Aufgabenstellung
Schreibe aus dem Essay über Star Wars und Donald Duck den Abschnitt von „Essay: Markus Pohlmeyer“ bis „von Markus Pohlmeyer.“ wortgetreu ab.

Seitenauszug
((

Geschrieben am 2. März 2016 von für Comic, Kolumnen und Themen, Litmag, News

Essay: Markus Pohlmeyer über „Star Wars“, Donald Duck und die Heldenreise

Donald Duck_Gefährliche GalaxienDie Reise des Helden und Donald Duck

– Ein Essay von Markus Pohlmeyer.

Star Wars VII wäre ohne die Optik und Han Solo verloren gewesen, fast nur eine ängstliche Kopie von Episode IV nach dem Desaster von I – III. Star Wars ist die Geschichte eines Milliarden-Geschäftes und des Eingangs von sog. Hochkultur in die sog. Popkultur und davon, was für ein großartiges Kunstwerk daraus hätte werden können. Vielleicht wurde daraus auch ein Milliarden-Geschäft, weil eben die sog. Hochkultur in die sog. Popkultur integriert und übersetzt wurde. Walt Disney Lustiges Taschenbuch „Gefährliche Galaxien“[1] bietet sogar in einer Geschichte vorzügliche Einführungen in das mythopoetische Gerüst von Star Wars (natürlich ohne die freudianischen Dramen der Ermordung von Übervätern oder latent inzestuöse Bruder-Schwester-Beziehungen) und zeigt sich als ein Lehrstück in kommerzieller Strategie: „Lucas gab bekannt, keine neuen ‚Star Wars‘-Filme mehr drehen zu wollen, übertrug das Projekt jedoch dem Disney-Konzern, der die Lucasfilm Ltd. mit allen Rechten an ‚Star Wars‘ für etwa vier Milliarden Dollar übernommen hatte.“[2] Also ist das Folgende auch eine Story, wie man vier Milliarden plus wieder reinholt!

))

Rohdaten
((

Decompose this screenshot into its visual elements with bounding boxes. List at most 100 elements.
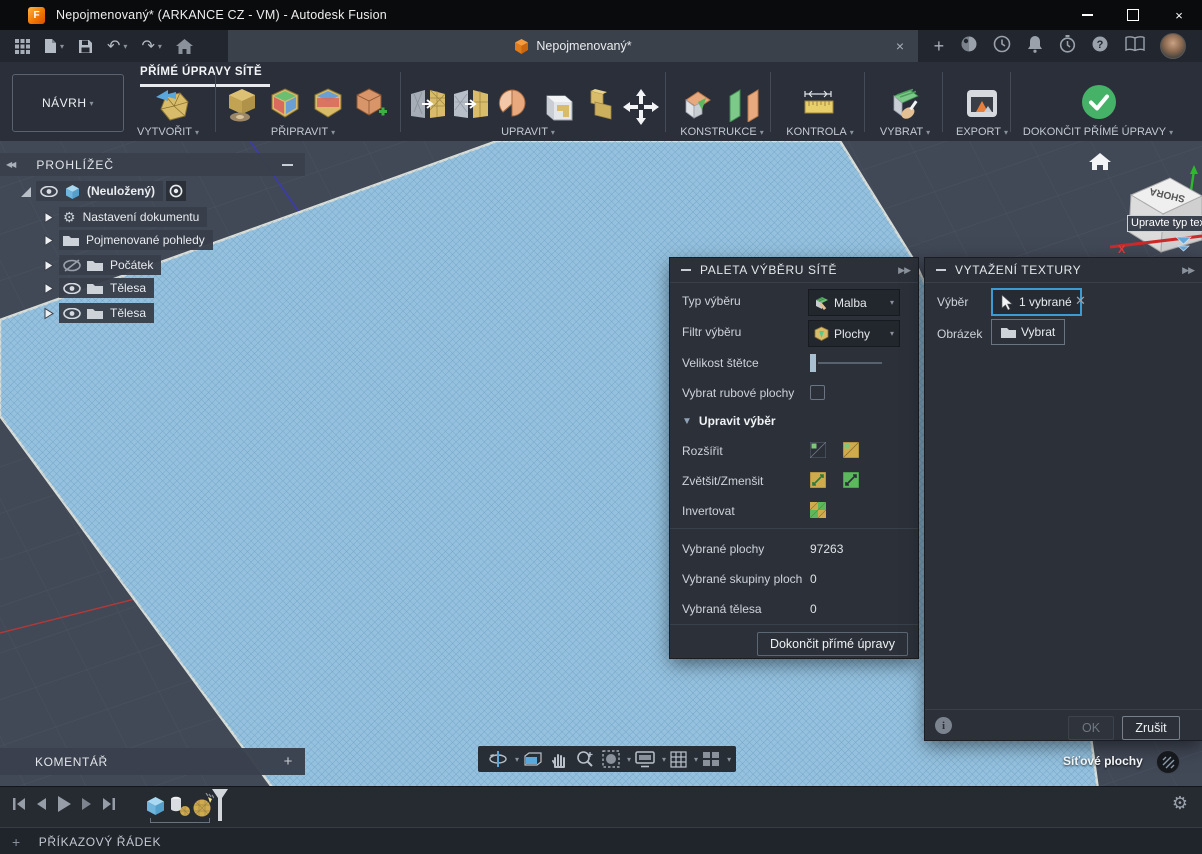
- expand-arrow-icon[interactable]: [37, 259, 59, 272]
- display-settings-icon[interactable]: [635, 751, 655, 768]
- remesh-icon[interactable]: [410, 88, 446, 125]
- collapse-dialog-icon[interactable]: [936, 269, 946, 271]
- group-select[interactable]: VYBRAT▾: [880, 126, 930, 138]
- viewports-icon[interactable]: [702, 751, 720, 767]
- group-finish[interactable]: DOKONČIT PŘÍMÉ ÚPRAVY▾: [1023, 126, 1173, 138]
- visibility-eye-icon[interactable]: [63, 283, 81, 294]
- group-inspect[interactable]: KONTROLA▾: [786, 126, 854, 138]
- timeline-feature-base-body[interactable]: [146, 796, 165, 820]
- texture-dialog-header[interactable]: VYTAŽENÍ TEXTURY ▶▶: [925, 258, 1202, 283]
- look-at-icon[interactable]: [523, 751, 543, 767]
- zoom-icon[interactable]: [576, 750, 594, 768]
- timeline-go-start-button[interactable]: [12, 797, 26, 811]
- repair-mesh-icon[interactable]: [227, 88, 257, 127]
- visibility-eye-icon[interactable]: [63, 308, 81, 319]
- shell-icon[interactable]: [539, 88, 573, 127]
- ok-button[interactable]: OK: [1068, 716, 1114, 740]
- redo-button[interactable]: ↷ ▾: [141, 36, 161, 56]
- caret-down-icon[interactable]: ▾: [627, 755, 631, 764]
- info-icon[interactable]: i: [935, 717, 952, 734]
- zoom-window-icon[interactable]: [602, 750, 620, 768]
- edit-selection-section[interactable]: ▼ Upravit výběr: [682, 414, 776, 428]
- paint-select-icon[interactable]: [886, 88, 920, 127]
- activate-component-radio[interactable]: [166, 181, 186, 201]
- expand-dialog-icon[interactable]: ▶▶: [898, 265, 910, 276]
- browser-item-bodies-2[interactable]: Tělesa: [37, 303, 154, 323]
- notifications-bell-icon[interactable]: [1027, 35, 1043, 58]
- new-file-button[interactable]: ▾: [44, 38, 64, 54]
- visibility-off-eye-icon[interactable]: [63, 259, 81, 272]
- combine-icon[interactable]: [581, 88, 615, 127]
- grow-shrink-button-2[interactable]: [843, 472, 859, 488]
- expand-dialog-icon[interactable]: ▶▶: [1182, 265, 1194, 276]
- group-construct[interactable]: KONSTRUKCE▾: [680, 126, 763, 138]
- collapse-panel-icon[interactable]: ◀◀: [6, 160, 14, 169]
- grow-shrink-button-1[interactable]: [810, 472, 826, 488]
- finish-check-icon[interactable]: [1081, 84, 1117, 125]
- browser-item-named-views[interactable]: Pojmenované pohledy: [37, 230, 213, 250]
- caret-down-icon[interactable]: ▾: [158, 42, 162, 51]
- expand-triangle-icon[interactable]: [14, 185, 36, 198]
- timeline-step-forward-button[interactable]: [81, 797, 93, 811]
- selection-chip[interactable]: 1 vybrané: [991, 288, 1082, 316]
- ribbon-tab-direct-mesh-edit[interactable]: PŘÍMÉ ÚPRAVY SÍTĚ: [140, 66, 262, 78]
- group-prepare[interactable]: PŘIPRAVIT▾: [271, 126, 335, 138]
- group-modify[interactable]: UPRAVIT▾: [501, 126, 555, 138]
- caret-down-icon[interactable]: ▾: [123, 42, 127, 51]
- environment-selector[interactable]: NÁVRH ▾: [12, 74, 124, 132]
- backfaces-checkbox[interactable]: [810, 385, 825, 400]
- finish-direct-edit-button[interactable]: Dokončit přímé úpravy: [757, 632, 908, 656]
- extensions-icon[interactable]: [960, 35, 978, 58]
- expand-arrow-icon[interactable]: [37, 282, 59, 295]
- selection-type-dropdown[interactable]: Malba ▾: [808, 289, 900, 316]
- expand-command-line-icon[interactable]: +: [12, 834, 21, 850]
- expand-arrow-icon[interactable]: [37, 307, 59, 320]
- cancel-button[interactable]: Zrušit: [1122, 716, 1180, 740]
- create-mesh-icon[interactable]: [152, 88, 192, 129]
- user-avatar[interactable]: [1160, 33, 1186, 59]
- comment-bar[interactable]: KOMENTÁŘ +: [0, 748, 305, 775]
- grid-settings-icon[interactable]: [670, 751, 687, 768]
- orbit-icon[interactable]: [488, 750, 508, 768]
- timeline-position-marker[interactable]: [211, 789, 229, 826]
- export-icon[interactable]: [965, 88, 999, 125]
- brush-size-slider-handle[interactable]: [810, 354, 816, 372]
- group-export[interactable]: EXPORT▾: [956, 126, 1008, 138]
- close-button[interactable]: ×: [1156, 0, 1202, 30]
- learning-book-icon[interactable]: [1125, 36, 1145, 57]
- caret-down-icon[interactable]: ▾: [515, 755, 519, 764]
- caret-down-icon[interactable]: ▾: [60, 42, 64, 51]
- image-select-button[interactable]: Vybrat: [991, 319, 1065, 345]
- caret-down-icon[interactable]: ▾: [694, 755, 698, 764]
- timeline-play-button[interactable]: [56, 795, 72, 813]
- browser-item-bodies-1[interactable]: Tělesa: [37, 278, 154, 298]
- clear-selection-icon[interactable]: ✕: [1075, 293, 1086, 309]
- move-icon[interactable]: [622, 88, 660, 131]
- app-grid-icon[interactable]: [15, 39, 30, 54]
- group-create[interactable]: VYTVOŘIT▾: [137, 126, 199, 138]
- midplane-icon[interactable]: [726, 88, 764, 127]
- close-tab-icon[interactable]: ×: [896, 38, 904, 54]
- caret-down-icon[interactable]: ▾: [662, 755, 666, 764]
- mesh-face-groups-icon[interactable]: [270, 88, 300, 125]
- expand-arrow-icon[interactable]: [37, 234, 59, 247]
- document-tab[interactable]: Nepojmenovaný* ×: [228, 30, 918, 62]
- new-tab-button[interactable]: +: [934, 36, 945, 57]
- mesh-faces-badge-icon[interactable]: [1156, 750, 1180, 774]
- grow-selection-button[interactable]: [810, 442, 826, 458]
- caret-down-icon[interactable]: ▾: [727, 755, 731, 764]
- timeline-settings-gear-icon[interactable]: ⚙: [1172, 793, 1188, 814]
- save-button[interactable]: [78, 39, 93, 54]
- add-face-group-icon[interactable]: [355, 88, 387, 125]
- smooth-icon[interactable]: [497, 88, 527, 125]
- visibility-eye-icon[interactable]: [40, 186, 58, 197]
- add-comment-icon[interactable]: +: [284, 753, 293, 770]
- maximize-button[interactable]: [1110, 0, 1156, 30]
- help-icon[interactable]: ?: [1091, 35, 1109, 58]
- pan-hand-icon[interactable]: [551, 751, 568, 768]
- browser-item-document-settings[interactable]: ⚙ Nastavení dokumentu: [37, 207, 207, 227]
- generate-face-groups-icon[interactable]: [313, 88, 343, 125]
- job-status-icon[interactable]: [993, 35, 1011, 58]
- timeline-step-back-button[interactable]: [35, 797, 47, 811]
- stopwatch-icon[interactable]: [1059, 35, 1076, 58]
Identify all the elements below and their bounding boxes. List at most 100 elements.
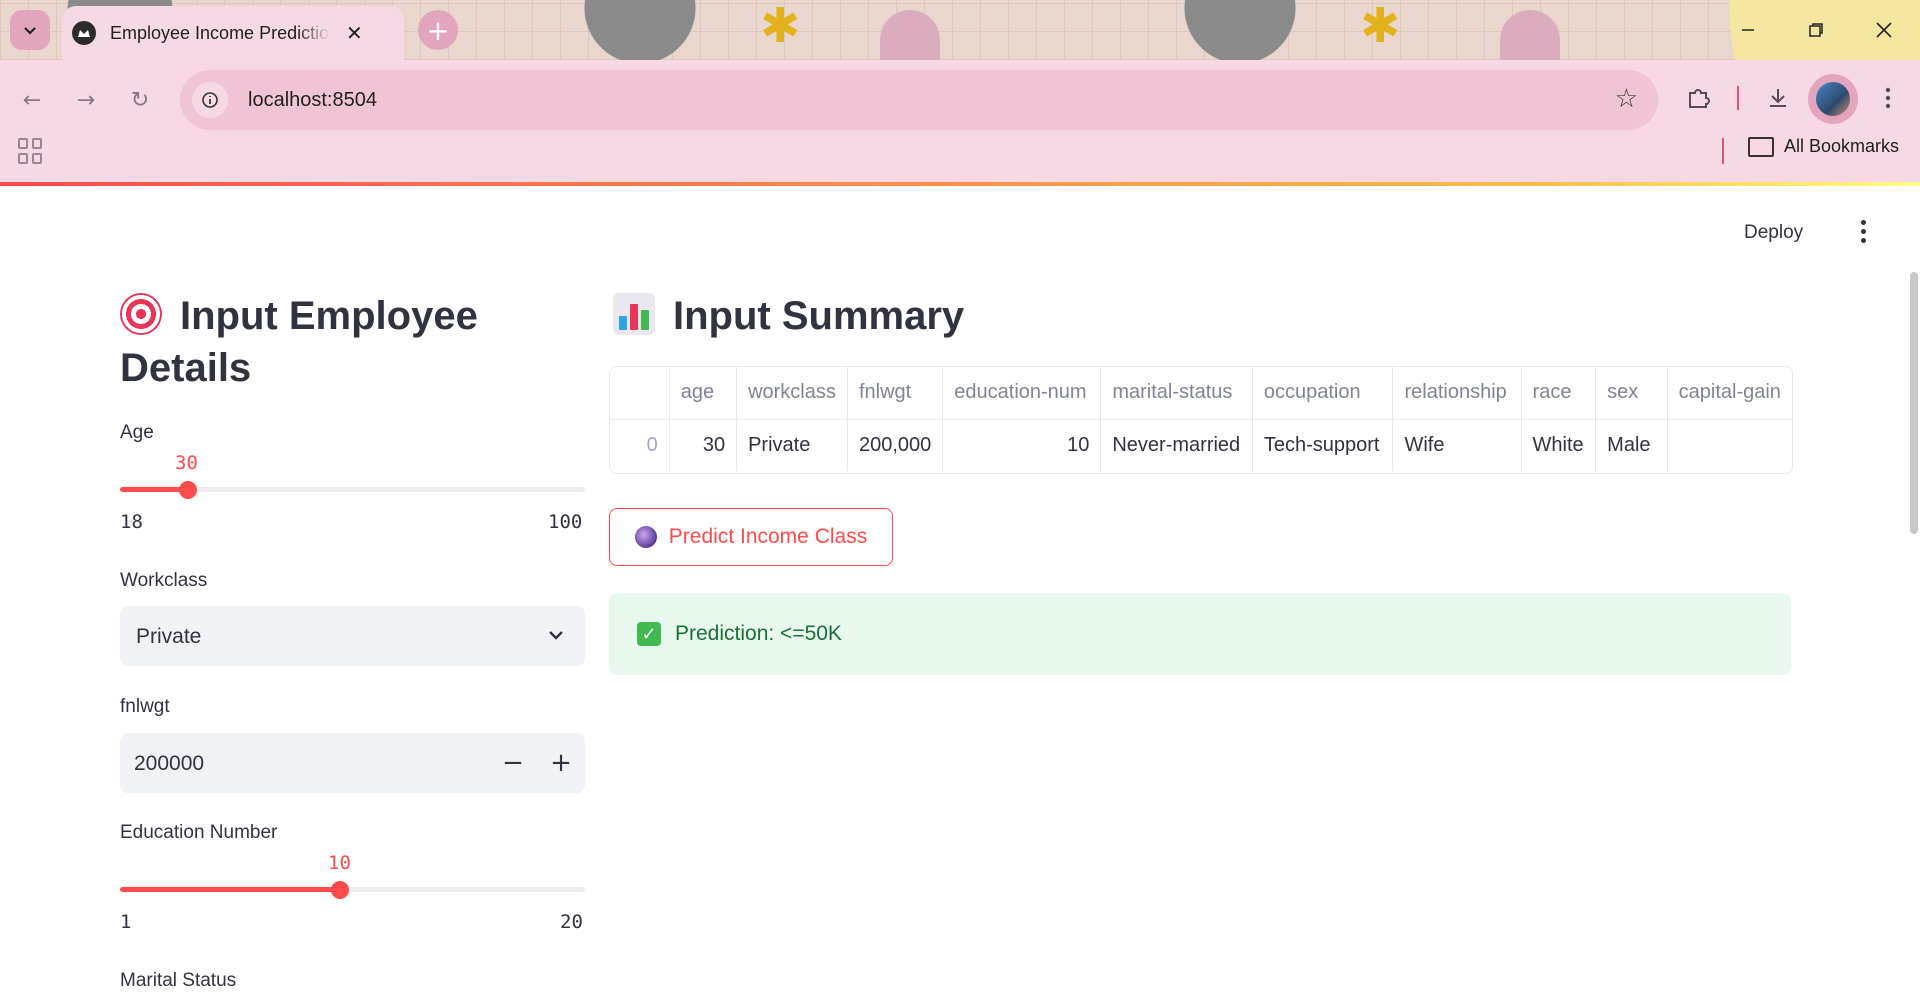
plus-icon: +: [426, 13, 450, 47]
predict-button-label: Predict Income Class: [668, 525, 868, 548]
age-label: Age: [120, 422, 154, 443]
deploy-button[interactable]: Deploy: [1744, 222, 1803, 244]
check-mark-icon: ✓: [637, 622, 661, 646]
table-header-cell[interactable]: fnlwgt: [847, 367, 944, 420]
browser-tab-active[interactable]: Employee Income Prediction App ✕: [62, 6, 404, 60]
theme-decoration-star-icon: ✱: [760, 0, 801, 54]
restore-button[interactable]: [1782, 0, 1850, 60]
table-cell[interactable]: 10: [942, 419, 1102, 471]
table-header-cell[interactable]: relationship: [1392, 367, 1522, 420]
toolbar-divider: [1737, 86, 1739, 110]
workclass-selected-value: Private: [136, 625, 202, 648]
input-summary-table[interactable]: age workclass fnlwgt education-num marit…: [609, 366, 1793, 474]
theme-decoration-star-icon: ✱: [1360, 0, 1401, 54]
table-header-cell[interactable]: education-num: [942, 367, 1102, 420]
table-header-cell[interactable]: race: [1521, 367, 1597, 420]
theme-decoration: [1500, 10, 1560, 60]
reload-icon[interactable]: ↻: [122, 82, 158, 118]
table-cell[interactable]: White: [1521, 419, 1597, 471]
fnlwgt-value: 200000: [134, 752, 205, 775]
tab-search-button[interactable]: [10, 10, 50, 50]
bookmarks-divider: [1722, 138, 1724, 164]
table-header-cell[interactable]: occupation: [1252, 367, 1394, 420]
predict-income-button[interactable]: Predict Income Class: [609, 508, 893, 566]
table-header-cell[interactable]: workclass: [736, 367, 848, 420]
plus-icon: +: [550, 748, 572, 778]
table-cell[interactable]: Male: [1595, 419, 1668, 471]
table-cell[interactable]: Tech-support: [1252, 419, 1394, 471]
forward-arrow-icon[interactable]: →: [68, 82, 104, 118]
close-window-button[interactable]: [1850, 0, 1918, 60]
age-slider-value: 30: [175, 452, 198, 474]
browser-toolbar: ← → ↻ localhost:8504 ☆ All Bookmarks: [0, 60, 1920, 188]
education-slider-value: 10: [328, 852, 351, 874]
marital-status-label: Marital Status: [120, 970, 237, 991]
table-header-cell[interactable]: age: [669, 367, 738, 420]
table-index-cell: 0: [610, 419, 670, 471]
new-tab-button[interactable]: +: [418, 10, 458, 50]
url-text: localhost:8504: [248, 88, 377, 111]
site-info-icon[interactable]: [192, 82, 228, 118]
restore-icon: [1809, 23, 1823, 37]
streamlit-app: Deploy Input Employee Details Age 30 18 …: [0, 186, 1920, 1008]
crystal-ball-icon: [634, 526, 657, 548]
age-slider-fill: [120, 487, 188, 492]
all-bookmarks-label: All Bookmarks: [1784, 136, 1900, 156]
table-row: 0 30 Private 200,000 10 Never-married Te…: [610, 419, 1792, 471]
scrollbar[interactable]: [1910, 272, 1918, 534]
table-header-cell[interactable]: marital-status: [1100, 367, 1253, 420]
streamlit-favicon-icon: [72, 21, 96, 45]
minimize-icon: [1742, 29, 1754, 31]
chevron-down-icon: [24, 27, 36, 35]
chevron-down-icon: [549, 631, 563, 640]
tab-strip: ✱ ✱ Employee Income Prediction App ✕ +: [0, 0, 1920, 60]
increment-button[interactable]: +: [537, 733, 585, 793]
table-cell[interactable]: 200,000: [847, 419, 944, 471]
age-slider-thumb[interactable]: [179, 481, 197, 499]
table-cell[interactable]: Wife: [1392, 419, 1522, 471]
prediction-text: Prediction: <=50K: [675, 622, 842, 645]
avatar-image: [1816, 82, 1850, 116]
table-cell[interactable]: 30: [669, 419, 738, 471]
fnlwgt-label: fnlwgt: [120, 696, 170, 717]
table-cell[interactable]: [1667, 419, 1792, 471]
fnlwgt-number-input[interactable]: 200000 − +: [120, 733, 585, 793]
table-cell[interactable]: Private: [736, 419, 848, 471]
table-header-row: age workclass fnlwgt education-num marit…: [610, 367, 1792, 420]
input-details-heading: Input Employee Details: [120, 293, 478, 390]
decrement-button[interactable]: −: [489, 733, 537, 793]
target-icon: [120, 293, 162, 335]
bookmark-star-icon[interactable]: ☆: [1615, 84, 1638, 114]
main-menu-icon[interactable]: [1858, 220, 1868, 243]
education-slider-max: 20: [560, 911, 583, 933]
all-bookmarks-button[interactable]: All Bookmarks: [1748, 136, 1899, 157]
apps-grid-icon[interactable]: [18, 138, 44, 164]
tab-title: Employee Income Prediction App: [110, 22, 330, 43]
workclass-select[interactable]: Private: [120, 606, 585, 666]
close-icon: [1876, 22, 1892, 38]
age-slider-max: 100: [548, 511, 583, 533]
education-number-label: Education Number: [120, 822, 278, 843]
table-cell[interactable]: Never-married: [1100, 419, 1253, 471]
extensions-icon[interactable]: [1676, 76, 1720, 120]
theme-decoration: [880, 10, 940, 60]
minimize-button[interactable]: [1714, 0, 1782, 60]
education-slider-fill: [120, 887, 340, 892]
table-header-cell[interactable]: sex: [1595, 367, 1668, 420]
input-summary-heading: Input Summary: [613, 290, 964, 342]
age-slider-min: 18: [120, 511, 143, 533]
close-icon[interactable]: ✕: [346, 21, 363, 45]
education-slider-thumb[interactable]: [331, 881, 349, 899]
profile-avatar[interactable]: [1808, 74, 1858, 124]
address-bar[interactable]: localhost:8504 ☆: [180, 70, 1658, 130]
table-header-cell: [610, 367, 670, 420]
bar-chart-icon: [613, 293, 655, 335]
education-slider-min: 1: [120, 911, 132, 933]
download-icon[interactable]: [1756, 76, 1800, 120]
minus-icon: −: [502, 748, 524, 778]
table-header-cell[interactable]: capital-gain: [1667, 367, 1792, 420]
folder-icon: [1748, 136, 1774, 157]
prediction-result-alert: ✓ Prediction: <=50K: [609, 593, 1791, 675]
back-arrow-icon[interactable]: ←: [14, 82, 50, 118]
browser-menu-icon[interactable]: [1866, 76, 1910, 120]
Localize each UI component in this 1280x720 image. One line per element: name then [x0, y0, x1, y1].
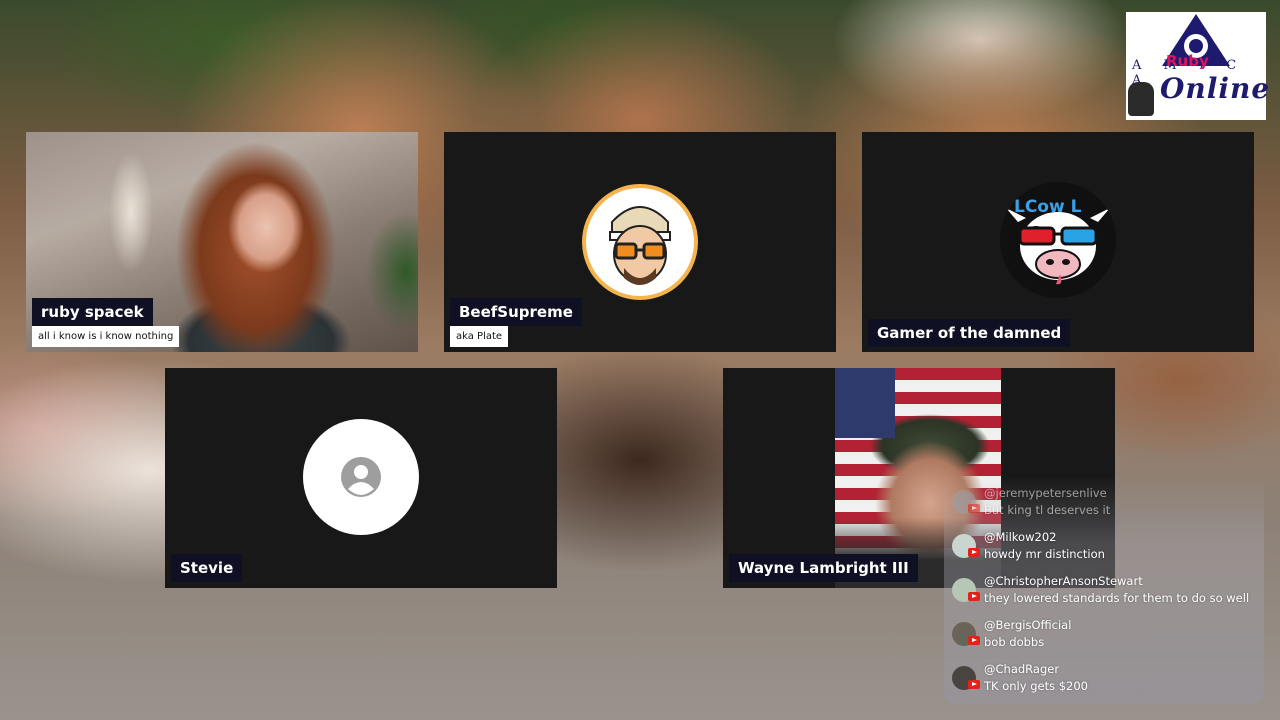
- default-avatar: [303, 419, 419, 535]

))

Lösung
Essay: Markus Pohlmeyer über „Star Wars“, Donald Duck und die Heldenreise

Donald Duck_Gefährliche GalaxienDie Reise des Helden und Donald Duck

– Ein Essay von Markus Pohlmeyer.